▶ _Extracted entries_:
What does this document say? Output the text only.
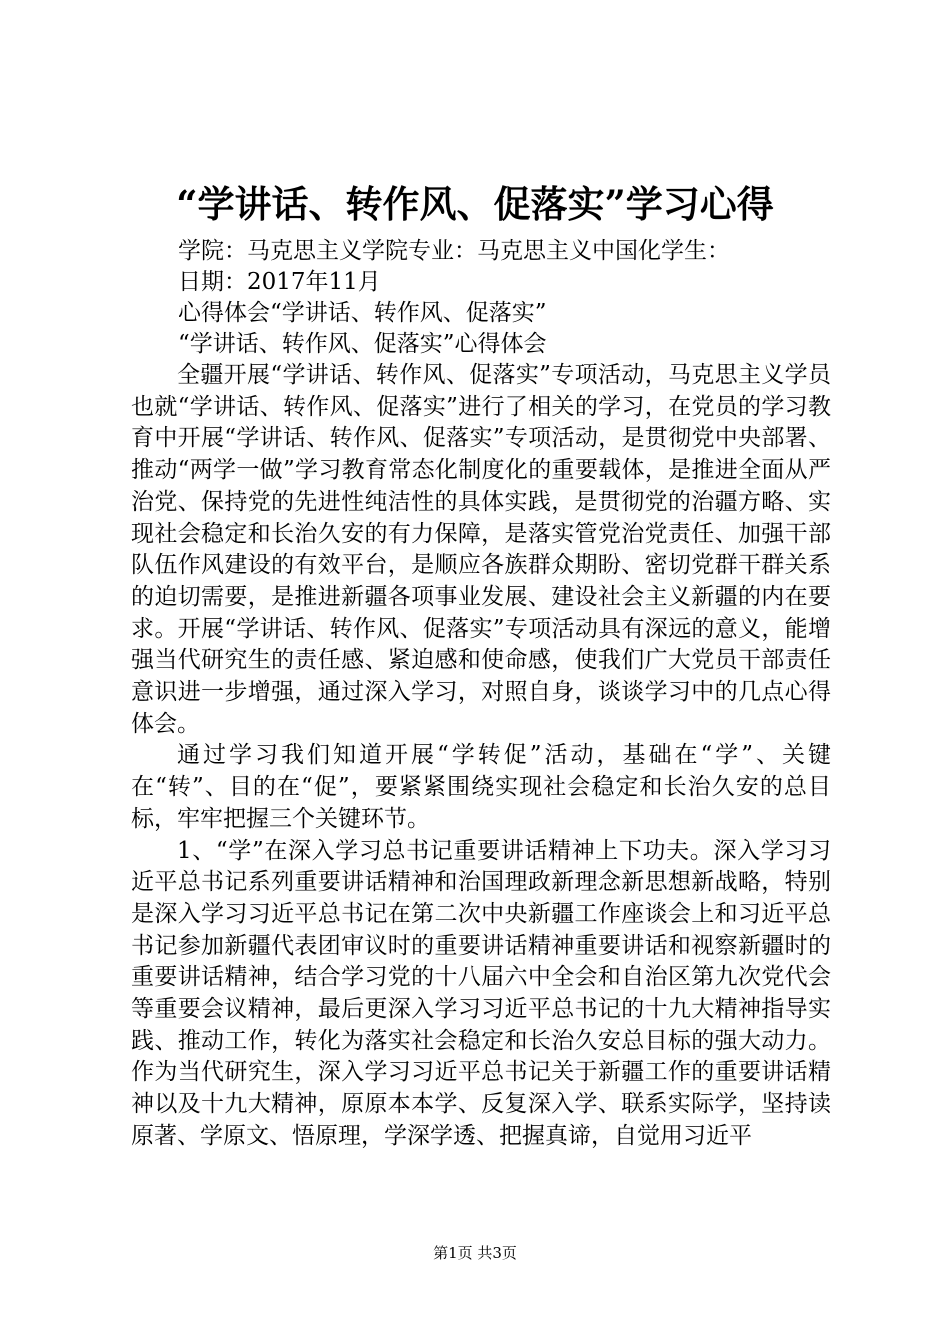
“学讲话、转作风、促落实”学习心得
学院：马克思主义学院专业：马克思主义中国化学生：
日期：2017年11月
心得体会“学讲话、转作风、促落实”
“学讲话、转作风、促落实”心得体会

全疆开展“学讲话、转作风、促落实”专项活动，马克思主义学员也就“学讲话、转作风、促落实”进行了相关的学习，在党员的学习教育中开展“学讲话、转作风、促落实”专项活动，是贯彻党中央部署、推动“两学一做”学习教育常态化制度化的重要载体，是推进全面从严治党、保持党的先进性纯洁性的具体实践，是贯彻党的治疆方略、实现社会稳定和长治久安的有力保障，是落实管党治党责任、加强干部队伍作风建设的有效平台，是顺应各族群众期盼、密切党群干群关系的迫切需要，是推进新疆各项事业发展、建设社会主义新疆的内在要求。开展“学讲话、转作风、促落实”专项活动具有深远的意义，能增强当代研究生的责任感、紧迫感和使命感，使我们广大党员干部责任意识进一步增强，通过深入学习，对照自身，谈谈学习中的几点心得体会。

通过学习我们知道开展“学转促”活动，基础在“学”、关键在“转”、目的在“促”，要紧紧围绕实现社会稳定和长治久安的总目标，牢牢把握三个关键环节。

1、“学”在深入学习总书记重要讲话精神上下功夫。深入学习习近平总书记系列重要讲话精神和治国理政新理念新思想新战略，特别是深入学习习近平总书记在第二次中央新疆工作座谈会上和习近平总书记参加新疆代表团审议时的重要讲话精神重要讲话和视察新疆时的重要讲话精神，结合学习党的十八届六中全会和自治区第九次党代会等重要会议精神，最后更深入学习习近平总书记的十九大精神指导实践、推动工作，转化为落实社会稳定和长治久安总目标的强大动力。作为当代研究生，深入学习习近平总书记关于新疆工作的重要讲话精神以及十九大精神，原原本本学、反复深入学、联系实际学，坚持读原著、学原文、悟原理，学深学透、把握真谛，自觉用习近平

第1页 共3页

▶ _The problem_: Copy the material above in full and exactly, skipping pictures.

▶ _Solution_:
What does this document say? Output the text only.
“学讲话、转作风、促落实”学习心得
学院：马克思主义学院专业：马克思主义中国化学生：
日期：2017年11月
心得体会“学讲话、转作风、促落实”
“学讲话、转作风、促落实”心得体会

全疆开展“学讲话、转作风、促落实”专项活动，马克思主义学员也就“学讲话、转作风、促落实”进行了相关的学习，在党员的学习教育中开展“学讲话、转作风、促落实”专项活动，是贯彻党中央部署、推动“两学一做”学习教育常态化制度化的重要载体，是推进全面从严治党、保持党的先进性纯洁性的具体实践，是贯彻党的治疆方略、实现社会稳定和长治久安的有力保障，是落实管党治党责任、加强干部队伍作风建设的有效平台，是顺应各族群众期盼、密切党群干群关系的迫切需要，是推进新疆各项事业发展、建设社会主义新疆的内在要求。开展“学讲话、转作风、促落实”专项活动具有深远的意义，能增强当代研究生的责任感、紧迫感和使命感，使我们广大党员干部责任意识进一步增强，通过深入学习，对照自身，谈谈学习中的几点心得体会。

通过学习我们知道开展“学转促”活动，基础在“学”、关键在“转”、目的在“促”，要紧紧围绕实现社会稳定和长治久安的总目标，牢牢把握三个关键环节。

1、“学”在深入学习总书记重要讲话精神上下功夫。深入学习习近平总书记系列重要讲话精神和治国理政新理念新思想新战略，特别是深入学习习近平总书记在第二次中央新疆工作座谈会上和习近平总书记参加新疆代表团审议时的重要讲话精神重要讲话和视察新疆时的重要讲话精神，结合学习党的十八届六中全会和自治区第九次党代会等重要会议精神，最后更深入学习习近平总书记的十九大精神指导实践、推动工作，转化为落实社会稳定和长治久安总目标的强大动力。作为当代研究生，深入学习习近平总书记关于新疆工作的重要讲话精神以及十九大精神，原原本本学、反复深入学、联系实际学，坚持读原著、学原文、悟原理，学深学透、把握真谛，自觉用习近平

第1页 共3页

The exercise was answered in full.